> [GIVEN ENTRIES]:
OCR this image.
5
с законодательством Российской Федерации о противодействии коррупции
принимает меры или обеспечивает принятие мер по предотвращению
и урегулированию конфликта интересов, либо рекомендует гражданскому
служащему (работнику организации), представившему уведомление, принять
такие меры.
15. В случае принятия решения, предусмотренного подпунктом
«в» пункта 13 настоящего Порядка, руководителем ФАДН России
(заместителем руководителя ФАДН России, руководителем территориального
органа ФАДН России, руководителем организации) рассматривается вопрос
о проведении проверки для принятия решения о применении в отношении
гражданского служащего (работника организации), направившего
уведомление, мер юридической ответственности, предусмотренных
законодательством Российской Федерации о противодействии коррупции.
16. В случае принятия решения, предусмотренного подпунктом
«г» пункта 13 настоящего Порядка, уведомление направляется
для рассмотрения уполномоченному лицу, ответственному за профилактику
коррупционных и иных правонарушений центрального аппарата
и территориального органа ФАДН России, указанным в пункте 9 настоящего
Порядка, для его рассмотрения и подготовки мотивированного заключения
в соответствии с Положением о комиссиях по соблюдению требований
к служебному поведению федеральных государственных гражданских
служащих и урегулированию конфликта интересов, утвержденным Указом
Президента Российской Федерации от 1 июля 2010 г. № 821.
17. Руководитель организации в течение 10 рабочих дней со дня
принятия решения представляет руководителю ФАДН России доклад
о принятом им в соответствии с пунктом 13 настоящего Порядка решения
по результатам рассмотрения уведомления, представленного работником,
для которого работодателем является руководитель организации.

> [EXERCISE AIM]: The full set of records should be duplicated exactly.

> [COMPLETE RESPONSE]:
OCR this image.
5
с законодательством Российской Федерации о противодействии коррупции
принимает меры или обеспечивает принятие мер по предотвращению
и урегулированию конфликта интересов, либо рекомендует гражданскому
служащему (работнику организации), представившему уведомление, принять
такие меры.
15. В случае принятия решения, предусмотренного подпунктом
«в» пункта 13 настоящего Порядка, руководителем ФАДН России
(заместителем руководителя ФАДН России, руководителем территориального
органа ФАДН России, руководителем организации) рассматривается вопрос
о проведении проверки для принятия решения о применении в отношении
гражданского служащего (работника организации), направившего
уведомление, мер юридической ответственности, предусмотренных
законодательством Российской Федерации о противодействии коррупции.
16. В случае принятия решения, предусмотренного подпунктом
«г» пункта 13 настоящего Порядка, уведомление направляется
для рассмотрения уполномоченному лицу, ответственному за профилактику
коррупционных и иных правонарушений центрального аппарата
и территориального органа ФАДН России, указанным в пункте 9 настоящего
Порядка, для его рассмотрения и подготовки мотивированного заключения
в соответствии с Положением о комиссиях по соблюдению требований
к служебному поведению федеральных государственных гражданских
служащих и урегулированию конфликта интересов, утвержденным Указом
Президента Российской Федерации от 1 июля 2010 г. № 821.
17. Руководитель организации в течение 10 рабочих дней со дня
принятия решения представляет руководителю ФАДН России доклад
о принятом им в соответствии с пунктом 13 настоящего Порядка решения
по результатам рассмотрения уведомления, представленного работником,
для которого работодателем является руководитель организации.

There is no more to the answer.